- **THE RECORDS**:
====

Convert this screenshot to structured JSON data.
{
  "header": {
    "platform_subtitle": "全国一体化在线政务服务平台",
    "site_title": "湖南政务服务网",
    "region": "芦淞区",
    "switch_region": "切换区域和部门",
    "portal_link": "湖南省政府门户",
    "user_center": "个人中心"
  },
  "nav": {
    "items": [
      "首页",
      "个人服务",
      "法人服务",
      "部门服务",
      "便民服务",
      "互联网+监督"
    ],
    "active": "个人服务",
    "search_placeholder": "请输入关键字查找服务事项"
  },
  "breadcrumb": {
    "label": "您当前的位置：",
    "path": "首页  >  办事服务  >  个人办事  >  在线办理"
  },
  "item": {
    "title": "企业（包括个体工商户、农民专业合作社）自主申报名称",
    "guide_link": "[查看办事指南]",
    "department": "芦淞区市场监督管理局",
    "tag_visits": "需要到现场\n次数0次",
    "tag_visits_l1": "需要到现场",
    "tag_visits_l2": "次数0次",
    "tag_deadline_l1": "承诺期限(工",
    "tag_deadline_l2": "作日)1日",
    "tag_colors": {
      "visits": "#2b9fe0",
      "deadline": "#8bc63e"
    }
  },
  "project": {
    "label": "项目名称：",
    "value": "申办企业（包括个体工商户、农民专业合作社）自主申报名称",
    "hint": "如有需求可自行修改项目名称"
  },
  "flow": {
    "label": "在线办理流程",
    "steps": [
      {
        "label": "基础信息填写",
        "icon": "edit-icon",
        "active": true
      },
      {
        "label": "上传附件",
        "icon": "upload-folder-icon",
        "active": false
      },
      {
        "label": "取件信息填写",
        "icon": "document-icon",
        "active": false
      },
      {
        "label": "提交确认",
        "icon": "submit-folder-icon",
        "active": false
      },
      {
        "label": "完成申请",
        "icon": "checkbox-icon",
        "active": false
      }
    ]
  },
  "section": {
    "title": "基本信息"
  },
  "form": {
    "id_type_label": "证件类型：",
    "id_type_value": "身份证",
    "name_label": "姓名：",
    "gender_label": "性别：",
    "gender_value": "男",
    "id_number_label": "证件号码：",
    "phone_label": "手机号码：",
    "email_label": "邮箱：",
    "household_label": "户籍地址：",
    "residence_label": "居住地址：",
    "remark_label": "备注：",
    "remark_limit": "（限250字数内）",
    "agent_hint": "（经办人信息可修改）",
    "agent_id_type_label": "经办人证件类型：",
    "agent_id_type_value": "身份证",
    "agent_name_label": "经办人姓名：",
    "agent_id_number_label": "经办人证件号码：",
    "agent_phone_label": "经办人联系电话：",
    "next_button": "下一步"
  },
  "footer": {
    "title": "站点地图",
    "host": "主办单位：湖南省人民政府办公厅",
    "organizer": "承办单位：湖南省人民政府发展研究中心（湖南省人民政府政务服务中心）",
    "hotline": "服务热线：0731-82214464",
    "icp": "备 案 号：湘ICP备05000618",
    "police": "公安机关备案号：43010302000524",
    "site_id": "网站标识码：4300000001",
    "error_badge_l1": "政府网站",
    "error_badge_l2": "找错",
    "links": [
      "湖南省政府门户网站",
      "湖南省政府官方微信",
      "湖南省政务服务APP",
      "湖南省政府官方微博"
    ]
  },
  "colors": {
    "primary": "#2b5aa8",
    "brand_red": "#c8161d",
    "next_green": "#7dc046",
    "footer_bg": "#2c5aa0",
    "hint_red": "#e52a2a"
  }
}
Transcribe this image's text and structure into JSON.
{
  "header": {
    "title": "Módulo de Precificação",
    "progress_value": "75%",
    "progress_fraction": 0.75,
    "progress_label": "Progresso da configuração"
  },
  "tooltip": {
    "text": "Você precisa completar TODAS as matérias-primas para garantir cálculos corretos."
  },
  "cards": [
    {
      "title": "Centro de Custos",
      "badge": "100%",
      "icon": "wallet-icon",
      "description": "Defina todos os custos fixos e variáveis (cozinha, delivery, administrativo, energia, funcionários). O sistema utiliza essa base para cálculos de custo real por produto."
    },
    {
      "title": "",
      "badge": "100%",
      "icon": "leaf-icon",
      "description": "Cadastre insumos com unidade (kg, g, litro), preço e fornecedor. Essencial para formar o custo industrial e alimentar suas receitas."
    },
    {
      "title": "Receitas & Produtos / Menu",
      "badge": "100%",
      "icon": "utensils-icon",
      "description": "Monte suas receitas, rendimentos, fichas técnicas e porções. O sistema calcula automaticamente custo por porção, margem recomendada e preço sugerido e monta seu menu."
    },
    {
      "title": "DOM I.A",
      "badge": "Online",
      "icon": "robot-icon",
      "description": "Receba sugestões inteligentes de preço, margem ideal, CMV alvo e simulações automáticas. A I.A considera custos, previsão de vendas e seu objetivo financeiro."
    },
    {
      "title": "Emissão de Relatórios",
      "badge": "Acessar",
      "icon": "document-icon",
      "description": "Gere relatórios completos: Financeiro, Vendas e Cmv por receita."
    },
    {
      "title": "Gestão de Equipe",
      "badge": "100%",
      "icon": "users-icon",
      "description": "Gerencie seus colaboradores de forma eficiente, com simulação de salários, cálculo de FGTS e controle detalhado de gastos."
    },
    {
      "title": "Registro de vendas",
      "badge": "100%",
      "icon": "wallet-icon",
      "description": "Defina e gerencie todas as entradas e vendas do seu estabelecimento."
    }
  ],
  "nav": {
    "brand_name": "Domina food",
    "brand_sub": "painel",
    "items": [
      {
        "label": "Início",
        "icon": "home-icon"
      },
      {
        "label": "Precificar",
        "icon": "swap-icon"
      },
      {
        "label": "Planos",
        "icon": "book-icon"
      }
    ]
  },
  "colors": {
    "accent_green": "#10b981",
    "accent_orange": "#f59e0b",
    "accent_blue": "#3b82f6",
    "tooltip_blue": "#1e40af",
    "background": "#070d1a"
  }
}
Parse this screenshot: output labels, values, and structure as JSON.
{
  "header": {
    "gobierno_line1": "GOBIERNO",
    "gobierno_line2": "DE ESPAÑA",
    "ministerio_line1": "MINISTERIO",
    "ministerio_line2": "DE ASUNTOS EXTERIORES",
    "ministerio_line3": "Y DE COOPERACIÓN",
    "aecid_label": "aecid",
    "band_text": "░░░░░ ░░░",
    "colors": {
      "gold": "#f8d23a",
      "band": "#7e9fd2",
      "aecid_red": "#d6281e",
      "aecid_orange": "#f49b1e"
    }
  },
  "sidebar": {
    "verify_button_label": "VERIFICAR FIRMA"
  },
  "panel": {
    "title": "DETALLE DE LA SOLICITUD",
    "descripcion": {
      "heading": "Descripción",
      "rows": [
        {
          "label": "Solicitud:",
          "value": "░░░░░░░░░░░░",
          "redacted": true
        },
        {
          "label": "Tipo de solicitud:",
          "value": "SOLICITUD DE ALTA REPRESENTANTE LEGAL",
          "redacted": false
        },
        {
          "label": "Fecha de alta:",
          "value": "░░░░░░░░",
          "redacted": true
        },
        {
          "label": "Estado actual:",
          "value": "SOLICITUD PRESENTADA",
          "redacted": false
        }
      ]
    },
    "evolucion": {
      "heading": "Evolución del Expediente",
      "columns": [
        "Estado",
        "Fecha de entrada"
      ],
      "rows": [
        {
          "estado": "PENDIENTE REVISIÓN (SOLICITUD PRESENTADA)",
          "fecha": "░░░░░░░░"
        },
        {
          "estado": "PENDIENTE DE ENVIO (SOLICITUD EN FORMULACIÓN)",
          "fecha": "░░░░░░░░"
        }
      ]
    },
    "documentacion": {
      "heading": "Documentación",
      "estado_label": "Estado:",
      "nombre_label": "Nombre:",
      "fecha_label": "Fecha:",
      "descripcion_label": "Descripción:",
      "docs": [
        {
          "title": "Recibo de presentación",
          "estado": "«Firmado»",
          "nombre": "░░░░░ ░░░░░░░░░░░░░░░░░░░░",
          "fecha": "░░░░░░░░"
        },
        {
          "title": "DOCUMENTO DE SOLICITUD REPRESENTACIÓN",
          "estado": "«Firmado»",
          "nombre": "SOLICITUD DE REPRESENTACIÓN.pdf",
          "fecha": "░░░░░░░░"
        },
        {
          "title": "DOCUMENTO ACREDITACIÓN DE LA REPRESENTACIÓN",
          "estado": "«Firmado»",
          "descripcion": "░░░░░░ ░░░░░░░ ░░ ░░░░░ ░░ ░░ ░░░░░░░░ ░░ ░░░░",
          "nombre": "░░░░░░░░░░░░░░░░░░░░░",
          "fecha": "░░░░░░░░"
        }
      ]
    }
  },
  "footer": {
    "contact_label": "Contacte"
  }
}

====

- **EXERCISE DETAILS**: Copy every line that contains the string "screenshot".

- **SOLVED PROBLEM**:
Convert this screenshot to structured JSON data.
Parse this screenshot: output labels, values, and structure as JSON.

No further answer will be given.